● **Short exercise**
Across the listing below, count the lines that mention the string "degree". Reply with the figure only.

● **Provided records**

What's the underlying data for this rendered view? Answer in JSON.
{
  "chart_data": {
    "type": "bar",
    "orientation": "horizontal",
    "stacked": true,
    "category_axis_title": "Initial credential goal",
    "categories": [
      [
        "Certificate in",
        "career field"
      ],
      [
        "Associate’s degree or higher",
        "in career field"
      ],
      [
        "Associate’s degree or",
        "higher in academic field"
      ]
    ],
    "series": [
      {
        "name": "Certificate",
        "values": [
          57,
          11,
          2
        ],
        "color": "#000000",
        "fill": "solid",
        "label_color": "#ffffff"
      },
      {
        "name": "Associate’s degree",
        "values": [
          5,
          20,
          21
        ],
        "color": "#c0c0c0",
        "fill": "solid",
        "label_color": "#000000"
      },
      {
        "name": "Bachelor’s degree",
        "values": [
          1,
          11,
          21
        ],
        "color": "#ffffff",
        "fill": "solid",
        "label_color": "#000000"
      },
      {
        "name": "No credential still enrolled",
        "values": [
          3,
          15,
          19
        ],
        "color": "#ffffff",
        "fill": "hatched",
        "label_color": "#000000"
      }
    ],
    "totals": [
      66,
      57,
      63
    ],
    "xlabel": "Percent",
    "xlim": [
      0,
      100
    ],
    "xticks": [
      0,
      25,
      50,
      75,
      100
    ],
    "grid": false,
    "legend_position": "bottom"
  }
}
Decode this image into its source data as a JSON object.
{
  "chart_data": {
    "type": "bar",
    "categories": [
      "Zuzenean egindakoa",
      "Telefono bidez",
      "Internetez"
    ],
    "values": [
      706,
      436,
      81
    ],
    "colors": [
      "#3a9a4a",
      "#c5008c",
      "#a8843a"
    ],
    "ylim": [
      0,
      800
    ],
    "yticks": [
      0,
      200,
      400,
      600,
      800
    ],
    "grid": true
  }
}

---

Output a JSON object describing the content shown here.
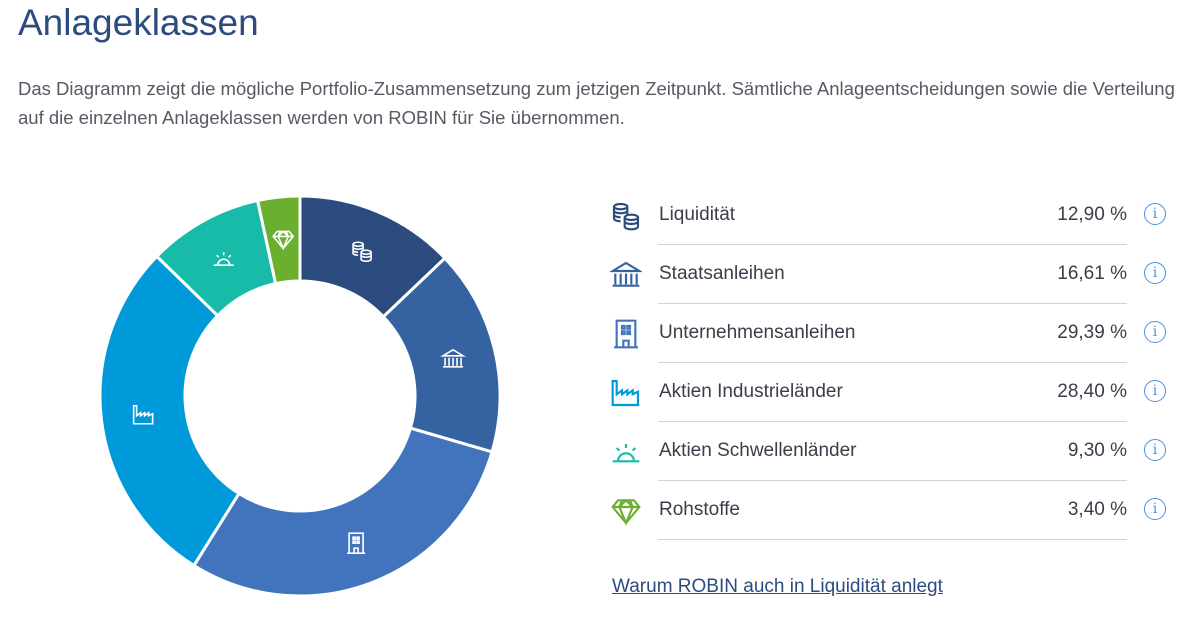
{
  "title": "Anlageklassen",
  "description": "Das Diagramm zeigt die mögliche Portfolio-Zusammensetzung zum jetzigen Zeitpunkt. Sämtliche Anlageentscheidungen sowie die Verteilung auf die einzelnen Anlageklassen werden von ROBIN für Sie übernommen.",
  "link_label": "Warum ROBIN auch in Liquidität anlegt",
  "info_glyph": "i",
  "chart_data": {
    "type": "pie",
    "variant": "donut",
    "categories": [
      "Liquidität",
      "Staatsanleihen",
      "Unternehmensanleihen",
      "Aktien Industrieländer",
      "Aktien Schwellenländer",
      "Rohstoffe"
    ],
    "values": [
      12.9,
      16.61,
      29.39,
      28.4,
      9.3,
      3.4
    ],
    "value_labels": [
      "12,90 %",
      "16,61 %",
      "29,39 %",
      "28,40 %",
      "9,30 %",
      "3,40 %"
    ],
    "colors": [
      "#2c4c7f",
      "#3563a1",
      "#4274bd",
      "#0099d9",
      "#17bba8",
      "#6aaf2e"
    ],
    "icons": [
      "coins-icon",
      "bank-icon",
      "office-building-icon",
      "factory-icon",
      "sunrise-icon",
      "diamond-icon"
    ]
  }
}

* * *

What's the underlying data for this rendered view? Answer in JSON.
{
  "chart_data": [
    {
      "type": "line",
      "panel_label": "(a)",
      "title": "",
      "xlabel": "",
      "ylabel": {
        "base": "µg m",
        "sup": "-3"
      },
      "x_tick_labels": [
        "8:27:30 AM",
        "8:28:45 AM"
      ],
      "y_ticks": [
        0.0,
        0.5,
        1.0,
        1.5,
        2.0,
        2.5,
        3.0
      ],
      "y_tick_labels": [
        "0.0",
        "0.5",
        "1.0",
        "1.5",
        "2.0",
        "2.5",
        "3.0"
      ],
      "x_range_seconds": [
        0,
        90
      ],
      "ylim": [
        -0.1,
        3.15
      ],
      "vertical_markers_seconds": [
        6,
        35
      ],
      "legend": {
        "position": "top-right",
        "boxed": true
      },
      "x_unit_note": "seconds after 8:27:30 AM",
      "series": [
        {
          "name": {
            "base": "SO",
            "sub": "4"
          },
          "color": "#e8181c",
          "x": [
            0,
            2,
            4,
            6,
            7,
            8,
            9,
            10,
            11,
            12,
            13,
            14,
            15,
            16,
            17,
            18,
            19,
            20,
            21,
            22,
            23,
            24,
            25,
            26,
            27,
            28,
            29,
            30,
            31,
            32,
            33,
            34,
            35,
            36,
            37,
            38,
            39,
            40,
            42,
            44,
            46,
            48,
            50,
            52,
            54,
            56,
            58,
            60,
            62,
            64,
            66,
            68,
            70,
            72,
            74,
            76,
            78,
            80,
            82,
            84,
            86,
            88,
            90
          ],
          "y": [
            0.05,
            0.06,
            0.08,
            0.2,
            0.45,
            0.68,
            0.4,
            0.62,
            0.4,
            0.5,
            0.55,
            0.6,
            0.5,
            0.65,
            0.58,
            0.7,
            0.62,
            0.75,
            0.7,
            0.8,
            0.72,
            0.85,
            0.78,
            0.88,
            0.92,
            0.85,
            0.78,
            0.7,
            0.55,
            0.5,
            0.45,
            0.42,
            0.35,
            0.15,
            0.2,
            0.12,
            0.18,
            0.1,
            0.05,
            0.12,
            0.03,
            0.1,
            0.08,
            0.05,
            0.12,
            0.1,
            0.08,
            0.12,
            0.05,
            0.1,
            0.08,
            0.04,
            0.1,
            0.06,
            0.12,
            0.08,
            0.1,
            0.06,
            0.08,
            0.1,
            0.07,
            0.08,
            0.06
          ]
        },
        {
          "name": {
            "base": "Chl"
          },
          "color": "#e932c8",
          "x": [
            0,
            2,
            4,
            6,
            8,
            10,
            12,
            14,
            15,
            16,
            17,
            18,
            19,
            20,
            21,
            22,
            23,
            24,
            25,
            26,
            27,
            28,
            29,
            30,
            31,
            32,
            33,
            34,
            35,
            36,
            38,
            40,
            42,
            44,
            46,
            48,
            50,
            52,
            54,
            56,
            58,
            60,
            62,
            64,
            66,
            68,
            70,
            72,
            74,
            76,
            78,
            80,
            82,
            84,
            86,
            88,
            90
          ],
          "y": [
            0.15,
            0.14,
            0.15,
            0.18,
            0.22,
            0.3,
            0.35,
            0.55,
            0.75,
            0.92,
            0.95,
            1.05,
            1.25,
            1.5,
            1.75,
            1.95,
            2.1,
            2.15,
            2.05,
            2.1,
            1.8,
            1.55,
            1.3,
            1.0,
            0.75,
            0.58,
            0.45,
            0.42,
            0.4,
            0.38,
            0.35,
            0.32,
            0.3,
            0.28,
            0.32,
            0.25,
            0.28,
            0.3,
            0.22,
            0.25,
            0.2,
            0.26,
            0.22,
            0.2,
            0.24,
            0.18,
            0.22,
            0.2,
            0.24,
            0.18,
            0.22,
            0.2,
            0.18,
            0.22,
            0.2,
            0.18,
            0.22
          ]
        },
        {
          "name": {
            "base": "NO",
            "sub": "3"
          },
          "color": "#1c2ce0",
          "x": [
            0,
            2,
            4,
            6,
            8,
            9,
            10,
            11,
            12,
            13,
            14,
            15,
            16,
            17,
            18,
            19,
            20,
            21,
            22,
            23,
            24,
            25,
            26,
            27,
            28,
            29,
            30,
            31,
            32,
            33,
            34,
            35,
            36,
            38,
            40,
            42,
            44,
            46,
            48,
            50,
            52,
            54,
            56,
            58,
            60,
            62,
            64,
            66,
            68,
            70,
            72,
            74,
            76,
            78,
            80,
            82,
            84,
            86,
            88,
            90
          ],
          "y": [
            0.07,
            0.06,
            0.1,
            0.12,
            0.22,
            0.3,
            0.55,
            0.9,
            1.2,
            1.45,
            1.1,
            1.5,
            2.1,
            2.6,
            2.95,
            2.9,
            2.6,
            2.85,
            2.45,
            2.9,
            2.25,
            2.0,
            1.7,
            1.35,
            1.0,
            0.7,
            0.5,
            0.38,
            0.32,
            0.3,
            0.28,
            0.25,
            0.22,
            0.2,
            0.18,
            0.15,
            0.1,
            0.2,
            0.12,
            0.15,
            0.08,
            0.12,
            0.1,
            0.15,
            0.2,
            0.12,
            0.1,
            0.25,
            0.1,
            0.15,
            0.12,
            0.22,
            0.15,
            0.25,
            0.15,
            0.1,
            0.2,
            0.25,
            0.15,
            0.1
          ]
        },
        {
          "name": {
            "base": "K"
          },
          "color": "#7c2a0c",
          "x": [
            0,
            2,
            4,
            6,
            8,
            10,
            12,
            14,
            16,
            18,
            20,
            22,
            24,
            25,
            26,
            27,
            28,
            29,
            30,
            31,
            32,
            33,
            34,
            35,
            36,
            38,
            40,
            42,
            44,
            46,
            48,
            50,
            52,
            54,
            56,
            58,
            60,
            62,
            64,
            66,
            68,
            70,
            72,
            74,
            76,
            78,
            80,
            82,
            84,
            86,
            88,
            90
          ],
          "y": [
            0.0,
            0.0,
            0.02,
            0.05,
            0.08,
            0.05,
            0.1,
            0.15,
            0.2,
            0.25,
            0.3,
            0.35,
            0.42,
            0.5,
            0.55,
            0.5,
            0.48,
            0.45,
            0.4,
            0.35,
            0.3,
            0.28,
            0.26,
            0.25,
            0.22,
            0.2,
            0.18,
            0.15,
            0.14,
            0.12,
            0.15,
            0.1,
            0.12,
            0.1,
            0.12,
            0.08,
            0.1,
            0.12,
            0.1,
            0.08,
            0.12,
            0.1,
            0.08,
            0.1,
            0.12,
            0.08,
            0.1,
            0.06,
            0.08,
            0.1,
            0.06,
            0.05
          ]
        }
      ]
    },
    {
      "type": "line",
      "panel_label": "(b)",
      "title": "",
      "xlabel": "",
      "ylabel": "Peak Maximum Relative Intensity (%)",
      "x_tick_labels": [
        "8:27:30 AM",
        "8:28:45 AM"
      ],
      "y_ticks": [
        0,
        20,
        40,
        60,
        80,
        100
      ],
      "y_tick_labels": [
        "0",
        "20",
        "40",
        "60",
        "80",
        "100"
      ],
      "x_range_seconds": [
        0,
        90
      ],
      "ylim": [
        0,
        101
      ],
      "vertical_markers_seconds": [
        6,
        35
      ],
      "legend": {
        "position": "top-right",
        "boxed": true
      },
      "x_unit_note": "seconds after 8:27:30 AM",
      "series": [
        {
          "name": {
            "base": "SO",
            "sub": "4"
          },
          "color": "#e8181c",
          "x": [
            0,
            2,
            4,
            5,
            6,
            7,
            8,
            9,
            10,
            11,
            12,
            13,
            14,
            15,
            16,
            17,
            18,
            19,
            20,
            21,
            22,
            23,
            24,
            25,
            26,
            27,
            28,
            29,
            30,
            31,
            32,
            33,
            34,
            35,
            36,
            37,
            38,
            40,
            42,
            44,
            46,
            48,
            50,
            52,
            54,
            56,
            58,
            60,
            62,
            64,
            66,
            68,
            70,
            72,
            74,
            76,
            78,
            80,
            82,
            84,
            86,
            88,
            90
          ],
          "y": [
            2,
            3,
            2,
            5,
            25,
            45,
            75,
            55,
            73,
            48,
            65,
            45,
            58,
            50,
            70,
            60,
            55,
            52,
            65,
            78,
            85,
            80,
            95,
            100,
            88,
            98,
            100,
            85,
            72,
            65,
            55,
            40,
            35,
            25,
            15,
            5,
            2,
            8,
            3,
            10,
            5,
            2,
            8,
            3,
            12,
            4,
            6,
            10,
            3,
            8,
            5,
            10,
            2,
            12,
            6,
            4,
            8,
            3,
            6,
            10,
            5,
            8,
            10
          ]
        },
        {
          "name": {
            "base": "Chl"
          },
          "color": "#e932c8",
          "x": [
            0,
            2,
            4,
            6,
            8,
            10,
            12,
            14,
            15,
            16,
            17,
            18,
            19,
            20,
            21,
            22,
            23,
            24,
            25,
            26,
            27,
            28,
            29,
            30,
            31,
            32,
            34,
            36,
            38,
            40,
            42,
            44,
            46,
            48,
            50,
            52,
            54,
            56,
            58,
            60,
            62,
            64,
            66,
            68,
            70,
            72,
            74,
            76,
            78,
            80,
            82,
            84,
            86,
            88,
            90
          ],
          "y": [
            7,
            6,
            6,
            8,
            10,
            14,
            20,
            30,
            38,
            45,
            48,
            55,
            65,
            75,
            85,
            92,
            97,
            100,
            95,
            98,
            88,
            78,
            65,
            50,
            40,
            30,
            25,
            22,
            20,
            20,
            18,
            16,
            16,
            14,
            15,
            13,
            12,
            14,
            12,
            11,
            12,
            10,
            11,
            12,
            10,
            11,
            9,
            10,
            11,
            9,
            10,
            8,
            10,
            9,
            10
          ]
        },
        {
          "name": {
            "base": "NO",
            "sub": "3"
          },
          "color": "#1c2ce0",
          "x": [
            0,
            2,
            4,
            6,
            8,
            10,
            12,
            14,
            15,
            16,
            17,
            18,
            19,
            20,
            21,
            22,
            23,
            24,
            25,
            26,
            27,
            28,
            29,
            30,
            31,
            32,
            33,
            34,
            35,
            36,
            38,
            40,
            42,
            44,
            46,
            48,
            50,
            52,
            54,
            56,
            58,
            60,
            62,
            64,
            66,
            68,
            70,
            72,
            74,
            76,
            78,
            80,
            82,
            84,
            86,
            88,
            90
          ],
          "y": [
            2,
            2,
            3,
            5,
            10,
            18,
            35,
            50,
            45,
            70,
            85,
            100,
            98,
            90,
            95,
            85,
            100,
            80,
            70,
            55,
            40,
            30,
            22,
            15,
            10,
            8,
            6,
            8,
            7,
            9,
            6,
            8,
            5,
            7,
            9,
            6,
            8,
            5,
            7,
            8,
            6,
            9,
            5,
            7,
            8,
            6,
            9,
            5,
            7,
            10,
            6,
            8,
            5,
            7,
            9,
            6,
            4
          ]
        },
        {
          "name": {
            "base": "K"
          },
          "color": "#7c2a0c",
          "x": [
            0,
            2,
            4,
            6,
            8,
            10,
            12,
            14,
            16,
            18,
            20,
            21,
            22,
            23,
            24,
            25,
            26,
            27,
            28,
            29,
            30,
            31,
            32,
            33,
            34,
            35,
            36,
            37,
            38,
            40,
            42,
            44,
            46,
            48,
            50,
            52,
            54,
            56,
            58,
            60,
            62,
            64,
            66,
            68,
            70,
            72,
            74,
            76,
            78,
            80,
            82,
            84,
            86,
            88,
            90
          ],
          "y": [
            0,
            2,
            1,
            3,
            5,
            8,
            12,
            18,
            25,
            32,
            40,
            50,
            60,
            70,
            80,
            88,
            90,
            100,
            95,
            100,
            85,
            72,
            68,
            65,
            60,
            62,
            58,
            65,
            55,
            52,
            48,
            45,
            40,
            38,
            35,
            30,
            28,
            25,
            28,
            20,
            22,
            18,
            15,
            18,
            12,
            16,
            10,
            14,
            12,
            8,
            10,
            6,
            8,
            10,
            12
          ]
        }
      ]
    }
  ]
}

● **Answer for this exercise**
4